-- Directions for this task --
Extract all of the entries and give them again, word for word.

-- Dataset records --
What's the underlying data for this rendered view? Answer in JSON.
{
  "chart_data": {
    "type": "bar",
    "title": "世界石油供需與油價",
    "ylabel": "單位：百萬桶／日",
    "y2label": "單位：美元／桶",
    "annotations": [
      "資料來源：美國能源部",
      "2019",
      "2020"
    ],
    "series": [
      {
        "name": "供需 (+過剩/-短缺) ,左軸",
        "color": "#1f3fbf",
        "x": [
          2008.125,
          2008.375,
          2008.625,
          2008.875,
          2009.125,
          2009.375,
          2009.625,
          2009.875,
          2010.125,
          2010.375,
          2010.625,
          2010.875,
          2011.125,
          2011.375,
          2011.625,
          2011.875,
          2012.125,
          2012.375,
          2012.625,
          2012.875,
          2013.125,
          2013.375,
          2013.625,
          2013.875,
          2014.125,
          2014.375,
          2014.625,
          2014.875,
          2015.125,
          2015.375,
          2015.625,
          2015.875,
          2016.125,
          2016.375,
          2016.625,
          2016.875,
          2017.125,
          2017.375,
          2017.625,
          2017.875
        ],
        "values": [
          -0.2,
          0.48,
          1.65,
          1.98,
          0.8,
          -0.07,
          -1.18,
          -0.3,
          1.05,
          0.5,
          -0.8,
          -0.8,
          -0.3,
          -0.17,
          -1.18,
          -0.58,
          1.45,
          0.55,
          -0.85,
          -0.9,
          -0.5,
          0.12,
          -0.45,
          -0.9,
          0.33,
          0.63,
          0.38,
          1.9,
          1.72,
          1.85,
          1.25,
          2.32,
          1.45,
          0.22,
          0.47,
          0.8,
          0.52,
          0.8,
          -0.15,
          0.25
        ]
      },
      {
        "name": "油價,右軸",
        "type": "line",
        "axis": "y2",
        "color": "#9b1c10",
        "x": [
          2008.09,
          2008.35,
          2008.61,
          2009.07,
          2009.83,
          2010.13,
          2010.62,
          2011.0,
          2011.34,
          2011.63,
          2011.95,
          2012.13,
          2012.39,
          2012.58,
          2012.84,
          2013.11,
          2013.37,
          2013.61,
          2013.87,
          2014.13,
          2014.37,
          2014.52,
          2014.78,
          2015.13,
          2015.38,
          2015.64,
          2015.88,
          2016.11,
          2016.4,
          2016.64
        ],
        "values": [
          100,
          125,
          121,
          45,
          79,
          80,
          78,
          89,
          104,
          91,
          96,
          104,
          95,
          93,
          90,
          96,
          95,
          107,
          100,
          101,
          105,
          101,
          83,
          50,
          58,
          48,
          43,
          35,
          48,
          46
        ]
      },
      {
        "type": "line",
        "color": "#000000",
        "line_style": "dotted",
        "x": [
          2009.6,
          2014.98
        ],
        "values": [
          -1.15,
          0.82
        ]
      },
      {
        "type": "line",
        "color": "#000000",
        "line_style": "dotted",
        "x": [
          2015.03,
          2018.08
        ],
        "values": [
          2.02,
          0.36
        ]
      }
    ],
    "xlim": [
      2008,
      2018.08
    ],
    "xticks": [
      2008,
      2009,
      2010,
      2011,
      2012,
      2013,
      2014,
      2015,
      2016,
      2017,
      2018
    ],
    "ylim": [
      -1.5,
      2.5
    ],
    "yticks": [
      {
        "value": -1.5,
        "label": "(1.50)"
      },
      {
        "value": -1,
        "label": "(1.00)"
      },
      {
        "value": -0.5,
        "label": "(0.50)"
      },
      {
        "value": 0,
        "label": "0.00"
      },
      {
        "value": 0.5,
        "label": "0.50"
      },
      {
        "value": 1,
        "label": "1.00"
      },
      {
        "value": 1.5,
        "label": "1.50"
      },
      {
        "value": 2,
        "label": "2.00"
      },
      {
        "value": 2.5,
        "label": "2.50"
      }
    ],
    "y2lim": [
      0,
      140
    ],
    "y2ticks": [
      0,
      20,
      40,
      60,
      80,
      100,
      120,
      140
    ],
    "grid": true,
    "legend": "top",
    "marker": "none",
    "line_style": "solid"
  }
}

-- Task output --
What's the underlying data for this rendered view? Answer in JSON.
{
  "chart_data": {
    "type": "bar",
    "title": "世界石油供需與油價",
    "ylabel": "單位：百萬桶／日",
    "y2label": "單位：美元／桶",
    "annotations": [
      "資料來源：美國能源部",
      "2019",
      "2020"
    ],
    "series": [
      {
        "name": "供需 (+過剩/-短缺) ,左軸",
        "color": "#1f3fbf",
        "x": [
          2008.125,
          2008.375,
          2008.625,
          2008.875,
          2009.125,
          2009.375,
          2009.625,
          2009.875,
          2010.125,
          2010.375,
          2010.625,
          2010.875,
          2011.125,
          2011.375,
          2011.625,
          2011.875,
          2012.125,
          2012.375,
          2012.625,
          2012.875,
          2013.125,
          2013.375,
          2013.625,
          2013.875,
          2014.125,
          2014.375,
          2014.625,
          2014.875,
          2015.125,
          2015.375,
          2015.625,
          2015.875,
          2016.125,
          2016.375,
          2016.625,
          2016.875,
          2017.125,
          2017.375,
          2017.625,
          2017.875
        ],
        "values": [
          -0.2,
          0.48,
          1.65,
          1.98,
          0.8,
          -0.07,
          -1.18,
          -0.3,
          1.05,
          0.5,
          -0.8,
          -0.8,
          -0.3,
          -0.17,
          -1.18,
          -0.58,
          1.45,
          0.55,
          -0.85,
          -0.9,
          -0.5,
          0.12,
          -0.45,
          -0.9,
          0.33,
          0.63,
          0.38,
          1.9,
          1.72,
          1.85,
          1.25,
          2.32,
          1.45,
          0.22,
          0.47,
          0.8,
          0.52,
          0.8,
          -0.15,
          0.25
        ]
      },
      {
        "name": "油價,右軸",
        "type": "line",
        "axis": "y2",
        "color": "#9b1c10",
        "x": [
          2008.09,
          2008.35,
          2008.61,
          2009.07,
          2009.83,
          2010.13,
          2010.62,
          2011.0,
          2011.34,
          2011.63,
          2011.95,
          2012.13,
          2012.39,
          2012.58,
          2012.84,
          2013.11,
          2013.37,
          2013.61,
          2013.87,
          2014.13,
          2014.37,
          2014.52,
          2014.78,
          2015.13,
          2015.38,
          2015.64,
          2015.88,
          2016.11,
          2016.4,
          2016.64
        ],
        "values": [
          100,
          125,
          121,
          45,
          79,
          80,
          78,
          89,
          104,
          91,
          96,
          104,
          95,
          93,
          90,
          96,
          95,
          107,
          100,
          101,
          105,
          101,
          83,
          50,
          58,
          48,
          43,
          35,
          48,
          46
        ]
      },
      {
        "type": "line",
        "color": "#000000",
        "line_style": "dotted",
        "x": [
          2009.6,
          2014.98
        ],
        "values": [
          -1.15,
          0.82
        ]
      },
      {
        "type": "line",
        "color": "#000000",
        "line_style": "dotted",
        "x": [
          2015.03,
          2018.08
        ],
        "values": [
          2.02,
          0.36
        ]
      }
    ],
    "xlim": [
      2008,
      2018.08
    ],
    "xticks": [
      2008,
      2009,
      2010,
      2011,
      2012,
      2013,
      2014,
      2015,
      2016,
      2017,
      2018
    ],
    "ylim": [
      -1.5,
      2.5
    ],
    "yticks": [
      {
        "value": -1.5,
        "label": "(1.50)"
      },
      {
        "value": -1,
        "label": "(1.00)"
      },
      {
        "value": -0.5,
        "label": "(0.50)"
      },
      {
        "value": 0,
        "label": "0.00"
      },
      {
        "value": 0.5,
        "label": "0.50"
      },
      {
        "value": 1,
        "label": "1.00"
      },
      {
        "value": 1.5,
        "label": "1.50"
      },
      {
        "value": 2,
        "label": "2.00"
      },
      {
        "value": 2.5,
        "label": "2.50"
      }
    ],
    "y2lim": [
      0,
      140
    ],
    "y2ticks": [
      0,
      20,
      40,
      60,
      80,
      100,
      120,
      140
    ],
    "grid": true,
    "legend": "top",
    "marker": "none",
    "line_style": "solid"
  }
}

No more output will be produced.